DATA SHOWN ▸
● ● ● ● ● ● ●

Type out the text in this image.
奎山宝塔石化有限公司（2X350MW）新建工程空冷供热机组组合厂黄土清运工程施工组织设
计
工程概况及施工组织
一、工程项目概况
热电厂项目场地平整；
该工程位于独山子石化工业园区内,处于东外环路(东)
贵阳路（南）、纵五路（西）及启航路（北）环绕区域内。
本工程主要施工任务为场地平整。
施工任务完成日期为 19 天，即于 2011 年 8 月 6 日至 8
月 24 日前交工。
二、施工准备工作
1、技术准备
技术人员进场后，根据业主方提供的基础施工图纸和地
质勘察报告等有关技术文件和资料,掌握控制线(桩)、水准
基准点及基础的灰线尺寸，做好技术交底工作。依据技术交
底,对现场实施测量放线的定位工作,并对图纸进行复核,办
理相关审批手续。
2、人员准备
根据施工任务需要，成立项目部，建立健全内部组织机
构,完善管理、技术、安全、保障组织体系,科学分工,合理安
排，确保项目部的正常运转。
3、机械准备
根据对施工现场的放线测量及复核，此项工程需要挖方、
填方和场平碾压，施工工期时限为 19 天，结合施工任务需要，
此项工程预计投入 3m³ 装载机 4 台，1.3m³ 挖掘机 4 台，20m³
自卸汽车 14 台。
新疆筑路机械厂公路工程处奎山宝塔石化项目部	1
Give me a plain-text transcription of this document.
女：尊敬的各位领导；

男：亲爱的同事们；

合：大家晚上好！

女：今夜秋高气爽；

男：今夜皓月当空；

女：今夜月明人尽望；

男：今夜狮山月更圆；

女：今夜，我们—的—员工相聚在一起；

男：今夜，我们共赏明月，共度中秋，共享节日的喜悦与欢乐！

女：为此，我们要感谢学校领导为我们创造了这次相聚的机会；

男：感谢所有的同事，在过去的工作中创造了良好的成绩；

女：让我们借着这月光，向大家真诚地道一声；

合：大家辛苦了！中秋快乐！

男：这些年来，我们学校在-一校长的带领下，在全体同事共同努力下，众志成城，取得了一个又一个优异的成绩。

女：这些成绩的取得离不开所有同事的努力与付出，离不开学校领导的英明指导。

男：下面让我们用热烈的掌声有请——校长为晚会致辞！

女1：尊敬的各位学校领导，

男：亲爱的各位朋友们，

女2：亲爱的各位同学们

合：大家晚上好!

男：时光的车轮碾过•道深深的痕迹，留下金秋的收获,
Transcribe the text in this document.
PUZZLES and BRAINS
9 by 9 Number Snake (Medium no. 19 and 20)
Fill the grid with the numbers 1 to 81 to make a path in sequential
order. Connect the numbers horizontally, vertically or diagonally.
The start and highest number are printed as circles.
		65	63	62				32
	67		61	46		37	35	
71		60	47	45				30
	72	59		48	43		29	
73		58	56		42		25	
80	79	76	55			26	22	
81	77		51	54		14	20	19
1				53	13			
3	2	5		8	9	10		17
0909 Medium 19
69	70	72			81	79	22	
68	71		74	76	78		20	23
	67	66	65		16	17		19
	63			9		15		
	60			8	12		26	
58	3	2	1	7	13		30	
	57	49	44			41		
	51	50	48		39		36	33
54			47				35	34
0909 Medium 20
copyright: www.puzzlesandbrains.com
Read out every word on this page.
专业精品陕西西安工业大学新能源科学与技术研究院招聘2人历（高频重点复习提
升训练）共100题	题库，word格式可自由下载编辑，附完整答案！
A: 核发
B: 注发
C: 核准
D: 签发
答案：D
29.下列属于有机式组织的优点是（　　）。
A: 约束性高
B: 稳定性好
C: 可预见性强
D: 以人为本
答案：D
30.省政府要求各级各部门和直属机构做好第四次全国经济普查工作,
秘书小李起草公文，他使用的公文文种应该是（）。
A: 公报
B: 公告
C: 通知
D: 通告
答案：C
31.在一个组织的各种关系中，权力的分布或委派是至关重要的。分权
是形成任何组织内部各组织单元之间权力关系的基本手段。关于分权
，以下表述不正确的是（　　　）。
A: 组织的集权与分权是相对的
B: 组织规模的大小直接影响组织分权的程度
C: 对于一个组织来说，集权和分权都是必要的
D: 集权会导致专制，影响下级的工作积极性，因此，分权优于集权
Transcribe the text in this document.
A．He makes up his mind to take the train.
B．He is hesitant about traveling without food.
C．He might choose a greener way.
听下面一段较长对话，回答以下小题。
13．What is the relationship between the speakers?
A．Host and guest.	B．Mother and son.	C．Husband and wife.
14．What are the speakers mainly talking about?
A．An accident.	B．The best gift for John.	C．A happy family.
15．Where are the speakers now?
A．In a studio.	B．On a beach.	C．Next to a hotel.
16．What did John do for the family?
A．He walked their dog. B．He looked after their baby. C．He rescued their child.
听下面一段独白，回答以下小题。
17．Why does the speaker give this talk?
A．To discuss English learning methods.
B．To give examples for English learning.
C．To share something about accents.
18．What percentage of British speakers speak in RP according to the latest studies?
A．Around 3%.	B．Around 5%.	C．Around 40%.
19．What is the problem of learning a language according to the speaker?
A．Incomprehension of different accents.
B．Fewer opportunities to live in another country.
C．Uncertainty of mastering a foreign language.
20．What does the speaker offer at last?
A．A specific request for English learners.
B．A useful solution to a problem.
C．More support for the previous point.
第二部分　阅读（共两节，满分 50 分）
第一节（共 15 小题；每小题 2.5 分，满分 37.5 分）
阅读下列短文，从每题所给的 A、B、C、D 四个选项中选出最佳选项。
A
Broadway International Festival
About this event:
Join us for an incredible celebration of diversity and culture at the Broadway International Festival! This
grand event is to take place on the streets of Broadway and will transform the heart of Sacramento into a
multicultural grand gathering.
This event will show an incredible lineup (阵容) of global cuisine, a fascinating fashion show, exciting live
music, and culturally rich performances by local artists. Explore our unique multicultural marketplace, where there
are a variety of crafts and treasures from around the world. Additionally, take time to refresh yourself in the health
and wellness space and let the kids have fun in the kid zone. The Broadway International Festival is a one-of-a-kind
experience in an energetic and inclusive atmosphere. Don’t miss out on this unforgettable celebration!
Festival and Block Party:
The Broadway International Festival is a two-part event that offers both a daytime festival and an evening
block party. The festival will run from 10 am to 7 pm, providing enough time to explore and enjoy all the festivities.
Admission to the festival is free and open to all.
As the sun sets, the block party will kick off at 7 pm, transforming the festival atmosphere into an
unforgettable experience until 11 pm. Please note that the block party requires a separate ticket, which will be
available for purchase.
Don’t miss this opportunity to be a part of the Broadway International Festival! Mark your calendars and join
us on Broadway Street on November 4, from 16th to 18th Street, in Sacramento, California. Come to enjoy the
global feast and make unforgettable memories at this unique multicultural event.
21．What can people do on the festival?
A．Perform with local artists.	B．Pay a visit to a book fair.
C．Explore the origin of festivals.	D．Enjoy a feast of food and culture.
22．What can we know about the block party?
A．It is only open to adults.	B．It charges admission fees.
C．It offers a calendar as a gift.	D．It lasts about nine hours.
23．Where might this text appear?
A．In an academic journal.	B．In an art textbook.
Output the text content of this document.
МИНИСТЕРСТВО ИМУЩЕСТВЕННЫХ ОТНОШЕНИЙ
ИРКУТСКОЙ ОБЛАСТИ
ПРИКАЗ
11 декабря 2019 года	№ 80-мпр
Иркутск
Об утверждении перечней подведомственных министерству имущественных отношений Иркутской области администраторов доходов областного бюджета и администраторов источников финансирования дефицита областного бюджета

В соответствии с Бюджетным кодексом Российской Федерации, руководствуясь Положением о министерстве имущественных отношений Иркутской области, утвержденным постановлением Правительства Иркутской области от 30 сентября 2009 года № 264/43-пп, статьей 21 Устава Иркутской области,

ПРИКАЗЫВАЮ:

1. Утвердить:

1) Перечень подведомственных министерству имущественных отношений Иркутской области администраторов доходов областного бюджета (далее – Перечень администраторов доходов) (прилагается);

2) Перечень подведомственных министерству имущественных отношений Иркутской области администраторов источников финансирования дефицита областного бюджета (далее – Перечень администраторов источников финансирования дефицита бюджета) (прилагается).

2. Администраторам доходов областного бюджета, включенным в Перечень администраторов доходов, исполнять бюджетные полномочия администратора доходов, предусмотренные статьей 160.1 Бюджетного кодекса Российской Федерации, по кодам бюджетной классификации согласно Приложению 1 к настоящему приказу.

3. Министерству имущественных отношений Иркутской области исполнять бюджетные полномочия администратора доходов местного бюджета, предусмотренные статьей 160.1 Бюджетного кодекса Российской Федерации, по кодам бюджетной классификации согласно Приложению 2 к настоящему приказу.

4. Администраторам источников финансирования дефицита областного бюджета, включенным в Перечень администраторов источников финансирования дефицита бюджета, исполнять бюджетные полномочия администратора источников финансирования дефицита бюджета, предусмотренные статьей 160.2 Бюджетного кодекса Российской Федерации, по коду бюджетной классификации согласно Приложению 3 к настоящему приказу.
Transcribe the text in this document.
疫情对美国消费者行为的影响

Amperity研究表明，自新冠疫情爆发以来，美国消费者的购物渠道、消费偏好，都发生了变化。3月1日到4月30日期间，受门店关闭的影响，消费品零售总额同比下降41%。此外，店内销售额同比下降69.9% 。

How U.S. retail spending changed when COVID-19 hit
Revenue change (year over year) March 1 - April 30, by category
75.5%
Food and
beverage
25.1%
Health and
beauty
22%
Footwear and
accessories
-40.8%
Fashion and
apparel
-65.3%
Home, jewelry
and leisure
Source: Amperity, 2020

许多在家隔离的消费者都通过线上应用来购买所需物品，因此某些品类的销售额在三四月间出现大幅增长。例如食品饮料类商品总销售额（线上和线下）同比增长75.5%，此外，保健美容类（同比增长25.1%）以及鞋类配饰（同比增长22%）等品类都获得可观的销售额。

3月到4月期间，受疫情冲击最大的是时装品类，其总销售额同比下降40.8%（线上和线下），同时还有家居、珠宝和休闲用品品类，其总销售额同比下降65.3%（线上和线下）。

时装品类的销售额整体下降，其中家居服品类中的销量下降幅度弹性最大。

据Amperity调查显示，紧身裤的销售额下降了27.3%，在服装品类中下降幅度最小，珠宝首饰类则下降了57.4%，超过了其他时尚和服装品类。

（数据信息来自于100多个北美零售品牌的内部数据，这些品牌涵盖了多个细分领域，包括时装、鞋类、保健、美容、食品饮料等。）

● ● ● ● ● ● ●

TASK DIRECTIONS ▸
Scan the material above. Copy each line that holds the word "open".

RESPONSE BELOW ▸
Admission to the festival is free and open to all.
A．It is only open to adults.	B．It charges admission fees.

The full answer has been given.